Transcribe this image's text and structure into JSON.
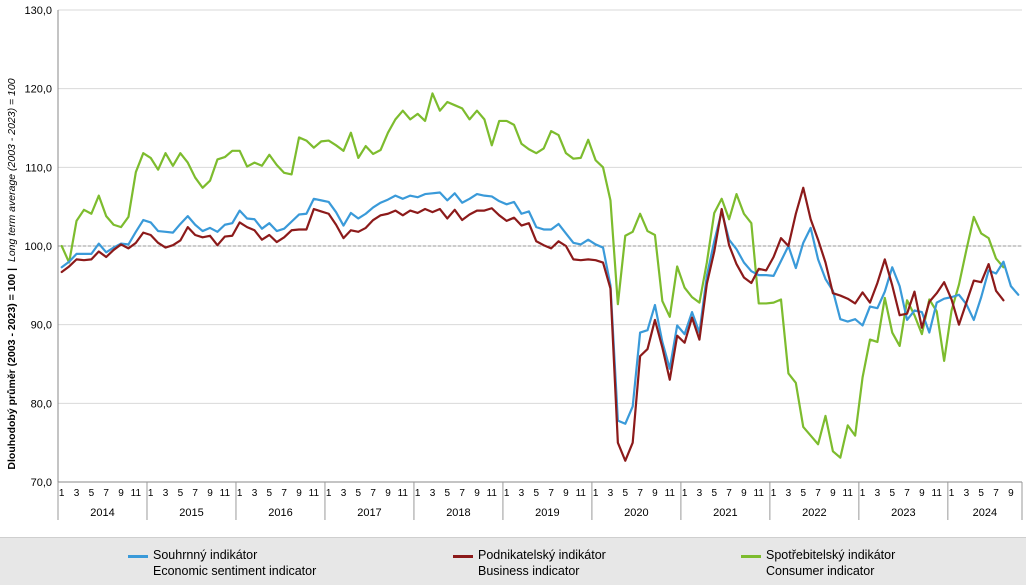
{
  "chart_data": {
    "type": "line",
    "ylabel_bold": "Dlouhodobý průměr (2003 - 2023) = 100 |",
    "ylabel_italic": "Long term average (2003 - 2023) = 100",
    "ylim": [
      70,
      130
    ],
    "y_ticks": [
      "70,0",
      "80,0",
      "90,0",
      "100,0",
      "110,0",
      "120,0",
      "130,0"
    ],
    "reference_line": 100,
    "x_start": "2014-01",
    "years": [
      "2014",
      "2015",
      "2016",
      "2017",
      "2018",
      "2019",
      "2020",
      "2021",
      "2022",
      "2023",
      "2024"
    ],
    "month_tick_labels": [
      "1",
      "3",
      "5",
      "7",
      "9",
      "11"
    ],
    "series": [
      {
        "name": "Souhrnný indikátor",
        "name_en": "Economic sentiment indicator",
        "color": "#3a9ad9",
        "values": [
          97.3,
          98.0,
          99.0,
          99.0,
          99.0,
          100.3,
          99.2,
          99.8,
          100.3,
          100.2,
          101.8,
          103.3,
          103.0,
          101.9,
          101.8,
          101.7,
          102.8,
          103.8,
          102.7,
          101.9,
          102.3,
          101.8,
          102.7,
          102.9,
          104.5,
          103.5,
          103.4,
          102.2,
          102.9,
          101.9,
          102.2,
          103.1,
          104.0,
          104.1,
          106.0,
          105.8,
          105.6,
          104.3,
          102.6,
          104.2,
          103.5,
          104.1,
          104.9,
          105.5,
          105.9,
          106.4,
          106.0,
          106.4,
          106.2,
          106.6,
          106.7,
          106.8,
          105.8,
          106.7,
          105.5,
          106.0,
          106.6,
          106.4,
          106.3,
          105.7,
          105.3,
          105.6,
          104.1,
          104.4,
          102.4,
          102.1,
          102.1,
          102.8,
          101.6,
          100.4,
          100.2,
          100.8,
          100.2,
          99.8,
          95.0,
          77.8,
          77.4,
          79.6,
          89.0,
          89.3,
          92.5,
          87.8,
          84.4,
          89.9,
          88.8,
          91.6,
          89.0,
          96.2,
          100.6,
          104.4,
          100.8,
          99.6,
          97.9,
          96.8,
          96.3,
          96.3,
          96.2,
          98.1,
          100.0,
          97.2,
          100.4,
          102.3,
          98.3,
          95.8,
          94.3,
          90.7,
          90.4,
          90.7,
          89.9,
          92.3,
          92.1,
          94.2,
          97.3,
          94.9,
          90.6,
          91.8,
          91.6,
          89.0,
          92.8,
          93.3,
          93.5,
          93.8,
          92.6,
          90.6,
          93.5,
          96.9,
          96.5,
          98.0,
          94.9,
          93.8
        ]
      },
      {
        "name": "Podnikatelský indikátor",
        "name_en": "Business indicator",
        "color": "#8c1a1a",
        "values": [
          96.7,
          97.4,
          98.3,
          98.2,
          98.3,
          99.3,
          98.6,
          99.5,
          100.2,
          99.7,
          100.4,
          101.7,
          101.4,
          100.4,
          99.8,
          100.1,
          100.7,
          102.4,
          101.4,
          101.1,
          101.3,
          100.1,
          101.2,
          101.3,
          103.0,
          102.4,
          102.0,
          100.8,
          101.4,
          100.5,
          101.1,
          102.0,
          102.1,
          102.1,
          104.7,
          104.4,
          104.1,
          102.7,
          101.0,
          102.0,
          101.8,
          102.3,
          103.3,
          103.9,
          104.1,
          104.5,
          103.9,
          104.5,
          104.2,
          104.7,
          104.3,
          104.7,
          103.5,
          104.6,
          103.3,
          104.0,
          104.5,
          104.5,
          104.8,
          103.9,
          103.2,
          103.6,
          102.6,
          102.9,
          100.6,
          100.1,
          99.7,
          100.6,
          100.0,
          98.3,
          98.2,
          98.3,
          98.2,
          97.9,
          94.6,
          75.0,
          72.7,
          75.0,
          86.0,
          86.9,
          90.6,
          87.1,
          83.0,
          88.6,
          87.7,
          90.9,
          88.1,
          95.2,
          99.3,
          104.7,
          100.1,
          97.7,
          96.0,
          95.3,
          97.1,
          96.9,
          98.6,
          101.0,
          100.0,
          104.1,
          107.4,
          103.4,
          100.8,
          97.9,
          94.0,
          93.7,
          93.3,
          92.7,
          94.1,
          92.8,
          95.3,
          98.3,
          95.0,
          91.2,
          91.4,
          94.2,
          89.6,
          92.9,
          94.0,
          95.4,
          93.2,
          90.0,
          92.8,
          95.6,
          95.4,
          97.7,
          94.3,
          93.1
        ]
      },
      {
        "name": "Spotřebitelský indikátor",
        "name_en": "Consumer indicator",
        "color": "#7dbc2e",
        "values": [
          100.0,
          97.9,
          103.2,
          104.6,
          104.1,
          106.4,
          103.8,
          102.7,
          102.4,
          103.7,
          109.4,
          111.8,
          111.2,
          109.7,
          111.8,
          110.2,
          111.8,
          110.6,
          108.7,
          107.4,
          108.3,
          111.0,
          111.3,
          112.1,
          112.1,
          110.1,
          110.6,
          110.2,
          111.6,
          110.3,
          109.3,
          109.1,
          113.8,
          113.4,
          112.5,
          113.3,
          113.4,
          112.8,
          112.1,
          114.4,
          111.2,
          112.7,
          111.7,
          112.2,
          114.4,
          116.1,
          117.2,
          116.1,
          116.8,
          115.9,
          119.4,
          117.2,
          118.3,
          117.9,
          117.5,
          116.1,
          117.2,
          116.1,
          112.8,
          115.9,
          115.9,
          115.4,
          113.0,
          112.3,
          111.8,
          112.4,
          114.6,
          114.1,
          111.8,
          111.1,
          111.2,
          113.5,
          110.9,
          110.0,
          105.8,
          92.6,
          101.3,
          101.8,
          104.1,
          101.9,
          101.4,
          93.0,
          91.0,
          97.4,
          94.7,
          93.5,
          92.8,
          97.9,
          104.2,
          106.0,
          103.4,
          106.6,
          104.1,
          102.9,
          92.7,
          92.7,
          92.8,
          93.2,
          83.8,
          82.6,
          77.0,
          75.9,
          74.8,
          78.4,
          73.9,
          73.1,
          77.2,
          75.9,
          83.3,
          88.1,
          87.8,
          93.4,
          89.0,
          87.3,
          93.1,
          91.2,
          88.8,
          93.2,
          91.7,
          85.4,
          91.8,
          95.1,
          99.5,
          103.7,
          101.6,
          101.0,
          98.4,
          97.3
        ]
      }
    ]
  }
}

* Task details
Quote each entry above verbatim and drop the pictures.

* Response to the exercise
Transcribe this image's text and structure into JSON.
{
  "chart_data": {
    "type": "line",
    "ylabel_bold": "Dlouhodobý průměr (2003 - 2023) = 100 |",
    "ylabel_italic": "Long term average (2003 - 2023) = 100",
    "ylim": [
      70,
      130
    ],
    "y_ticks": [
      "70,0",
      "80,0",
      "90,0",
      "100,0",
      "110,0",
      "120,0",
      "130,0"
    ],
    "reference_line": 100,
    "x_start": "2014-01",
    "years": [
      "2014",
      "2015",
      "2016",
      "2017",
      "2018",
      "2019",
      "2020",
      "2021",
      "2022",
      "2023",
      "2024"
    ],
    "month_tick_labels": [
      "1",
      "3",
      "5",
      "7",
      "9",
      "11"
    ],
    "series": [
      {
        "name": "Souhrnný indikátor",
        "name_en": "Economic sentiment indicator",
        "color": "#3a9ad9",
        "values": [
          97.3,
          98.0,
          99.0,
          99.0,
          99.0,
          100.3,
          99.2,
          99.8,
          100.3,
          100.2,
          101.8,
          103.3,
          103.0,
          101.9,
          101.8,
          101.7,
          102.8,
          103.8,
          102.7,
          101.9,
          102.3,
          101.8,
          102.7,
          102.9,
          104.5,
          103.5,
          103.4,
          102.2,
          102.9,
          101.9,
          102.2,
          103.1,
          104.0,
          104.1,
          106.0,
          105.8,
          105.6,
          104.3,
          102.6,
          104.2,
          103.5,
          104.1,
          104.9,
          105.5,
          105.9,
          106.4,
          106.0,
          106.4,
          106.2,
          106.6,
          106.7,
          106.8,
          105.8,
          106.7,
          105.5,
          106.0,
          106.6,
          106.4,
          106.3,
          105.7,
          105.3,
          105.6,
          104.1,
          104.4,
          102.4,
          102.1,
          102.1,
          102.8,
          101.6,
          100.4,
          100.2,
          100.8,
          100.2,
          99.8,
          95.0,
          77.8,
          77.4,
          79.6,
          89.0,
          89.3,
          92.5,
          87.8,
          84.4,
          89.9,
          88.8,
          91.6,
          89.0,
          96.2,
          100.6,
          104.4,
          100.8,
          99.6,
          97.9,
          96.8,
          96.3,
          96.3,
          96.2,
          98.1,
          100.0,
          97.2,
          100.4,
          102.3,
          98.3,
          95.8,
          94.3,
          90.7,
          90.4,
          90.7,
          89.9,
          92.3,
          92.1,
          94.2,
          97.3,
          94.9,
          90.6,
          91.8,
          91.6,
          89.0,
          92.8,
          93.3,
          93.5,
          93.8,
          92.6,
          90.6,
          93.5,
          96.9,
          96.5,
          98.0,
          94.9,
          93.8
        ]
      },
      {
        "name": "Podnikatelský indikátor",
        "name_en": "Business indicator",
        "color": "#8c1a1a",
        "values": [
          96.7,
          97.4,
          98.3,
          98.2,
          98.3,
          99.3,
          98.6,
          99.5,
          100.2,
          99.7,
          100.4,
          101.7,
          101.4,
          100.4,
          99.8,
          100.1,
          100.7,
          102.4,
          101.4,
          101.1,
          101.3,
          100.1,
          101.2,
          101.3,
          103.0,
          102.4,
          102.0,
          100.8,
          101.4,
          100.5,
          101.1,
          102.0,
          102.1,
          102.1,
          104.7,
          104.4,
          104.1,
          102.7,
          101.0,
          102.0,
          101.8,
          102.3,
          103.3,
          103.9,
          104.1,
          104.5,
          103.9,
          104.5,
          104.2,
          104.7,
          104.3,
          104.7,
          103.5,
          104.6,
          103.3,
          104.0,
          104.5,
          104.5,
          104.8,
          103.9,
          103.2,
          103.6,
          102.6,
          102.9,
          100.6,
          100.1,
          99.7,
          100.6,
          100.0,
          98.3,
          98.2,
          98.3,
          98.2,
          97.9,
          94.6,
          75.0,
          72.7,
          75.0,
          86.0,
          86.9,
          90.6,
          87.1,
          83.0,
          88.6,
          87.7,
          90.9,
          88.1,
          95.2,
          99.3,
          104.7,
          100.1,
          97.7,
          96.0,
          95.3,
          97.1,
          96.9,
          98.6,
          101.0,
          100.0,
          104.1,
          107.4,
          103.4,
          100.8,
          97.9,
          94.0,
          93.7,
          93.3,
          92.7,
          94.1,
          92.8,
          95.3,
          98.3,
          95.0,
          91.2,
          91.4,
          94.2,
          89.6,
          92.9,
          94.0,
          95.4,
          93.2,
          90.0,
          92.8,
          95.6,
          95.4,
          97.7,
          94.3,
          93.1
        ]
      },
      {
        "name": "Spotřebitelský indikátor",
        "name_en": "Consumer indicator",
        "color": "#7dbc2e",
        "values": [
          100.0,
          97.9,
          103.2,
          104.6,
          104.1,
          106.4,
          103.8,
          102.7,
          102.4,
          103.7,
          109.4,
          111.8,
          111.2,
          109.7,
          111.8,
          110.2,
          111.8,
          110.6,
          108.7,
          107.4,
          108.3,
          111.0,
          111.3,
          112.1,
          112.1,
          110.1,
          110.6,
          110.2,
          111.6,
          110.3,
          109.3,
          109.1,
          113.8,
          113.4,
          112.5,
          113.3,
          113.4,
          112.8,
          112.1,
          114.4,
          111.2,
          112.7,
          111.7,
          112.2,
          114.4,
          116.1,
          117.2,
          116.1,
          116.8,
          115.9,
          119.4,
          117.2,
          118.3,
          117.9,
          117.5,
          116.1,
          117.2,
          116.1,
          112.8,
          115.9,
          115.9,
          115.4,
          113.0,
          112.3,
          111.8,
          112.4,
          114.6,
          114.1,
          111.8,
          111.1,
          111.2,
          113.5,
          110.9,
          110.0,
          105.8,
          92.6,
          101.3,
          101.8,
          104.1,
          101.9,
          101.4,
          93.0,
          91.0,
          97.4,
          94.7,
          93.5,
          92.8,
          97.9,
          104.2,
          106.0,
          103.4,
          106.6,
          104.1,
          102.9,
          92.7,
          92.7,
          92.8,
          93.2,
          83.8,
          82.6,
          77.0,
          75.9,
          74.8,
          78.4,
          73.9,
          73.1,
          77.2,
          75.9,
          83.3,
          88.1,
          87.8,
          93.4,
          89.0,
          87.3,
          93.1,
          91.2,
          88.8,
          93.2,
          91.7,
          85.4,
          91.8,
          95.1,
          99.5,
          103.7,
          101.6,
          101.0,
          98.4,
          97.3
        ]
      }
    ]
  }
}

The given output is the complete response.